### Given task
Search the listing for the string "Placer" and copy every line that contains it.

· · · ·

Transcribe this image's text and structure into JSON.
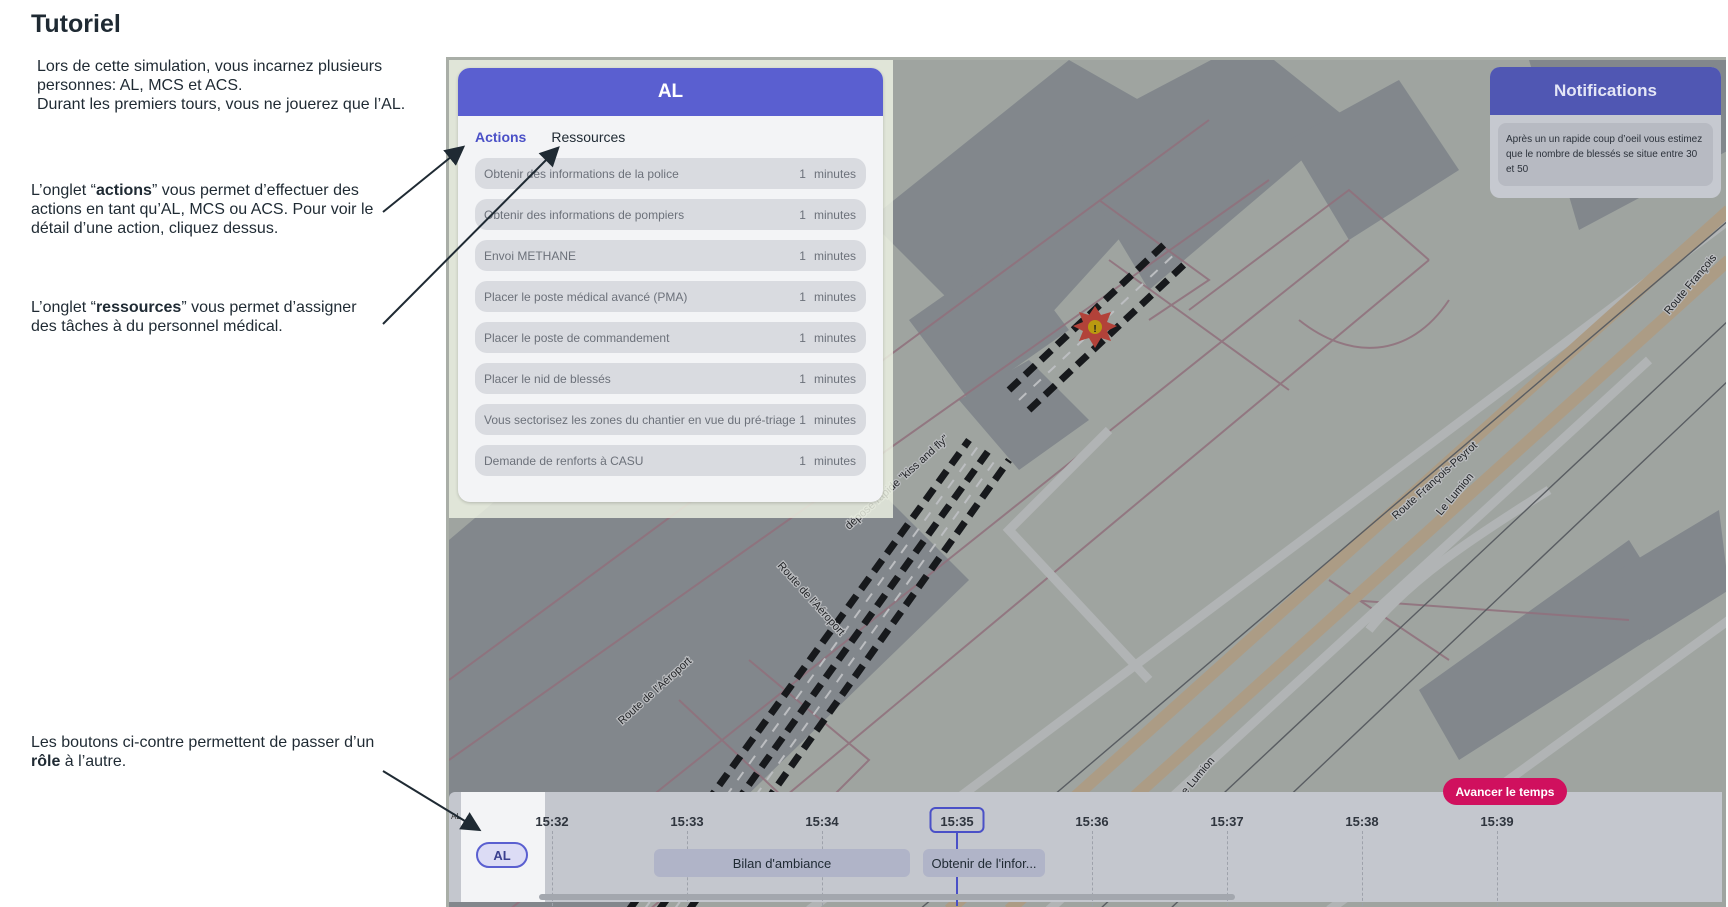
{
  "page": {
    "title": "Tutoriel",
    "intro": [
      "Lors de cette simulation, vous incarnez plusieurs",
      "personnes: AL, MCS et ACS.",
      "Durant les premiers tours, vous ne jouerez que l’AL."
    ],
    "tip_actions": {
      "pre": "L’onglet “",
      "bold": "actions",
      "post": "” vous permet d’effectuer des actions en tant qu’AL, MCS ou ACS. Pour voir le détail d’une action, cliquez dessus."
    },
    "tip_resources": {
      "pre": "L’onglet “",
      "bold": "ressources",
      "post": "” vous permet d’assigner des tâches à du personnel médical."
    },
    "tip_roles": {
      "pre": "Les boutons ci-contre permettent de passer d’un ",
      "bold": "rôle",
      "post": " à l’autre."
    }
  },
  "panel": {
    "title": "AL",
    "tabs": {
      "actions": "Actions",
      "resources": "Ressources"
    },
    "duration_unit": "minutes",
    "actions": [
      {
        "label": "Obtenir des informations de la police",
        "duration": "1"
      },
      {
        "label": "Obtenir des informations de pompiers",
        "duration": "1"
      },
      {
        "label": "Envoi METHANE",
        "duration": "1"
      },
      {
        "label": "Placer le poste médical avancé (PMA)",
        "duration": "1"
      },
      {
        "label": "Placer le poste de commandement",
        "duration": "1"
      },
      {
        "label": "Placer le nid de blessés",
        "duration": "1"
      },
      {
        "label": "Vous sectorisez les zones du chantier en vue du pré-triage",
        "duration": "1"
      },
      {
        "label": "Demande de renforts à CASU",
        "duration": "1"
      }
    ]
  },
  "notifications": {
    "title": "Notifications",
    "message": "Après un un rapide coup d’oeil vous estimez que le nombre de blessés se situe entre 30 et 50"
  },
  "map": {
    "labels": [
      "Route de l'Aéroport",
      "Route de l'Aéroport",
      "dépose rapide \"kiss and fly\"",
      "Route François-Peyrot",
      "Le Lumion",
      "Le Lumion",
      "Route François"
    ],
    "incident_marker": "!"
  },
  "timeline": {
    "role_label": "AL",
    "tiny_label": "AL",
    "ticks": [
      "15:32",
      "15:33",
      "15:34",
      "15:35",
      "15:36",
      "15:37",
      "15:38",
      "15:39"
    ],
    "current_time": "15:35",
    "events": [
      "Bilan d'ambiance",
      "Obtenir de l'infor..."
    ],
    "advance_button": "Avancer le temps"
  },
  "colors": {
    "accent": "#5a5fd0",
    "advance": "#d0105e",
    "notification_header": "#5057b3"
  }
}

· · · ·

### Solved problem
        "label": "Placer le poste médical avancé (PMA)",
        "label": "Placer le poste de commandement",
        "label": "Placer le nid de blessés",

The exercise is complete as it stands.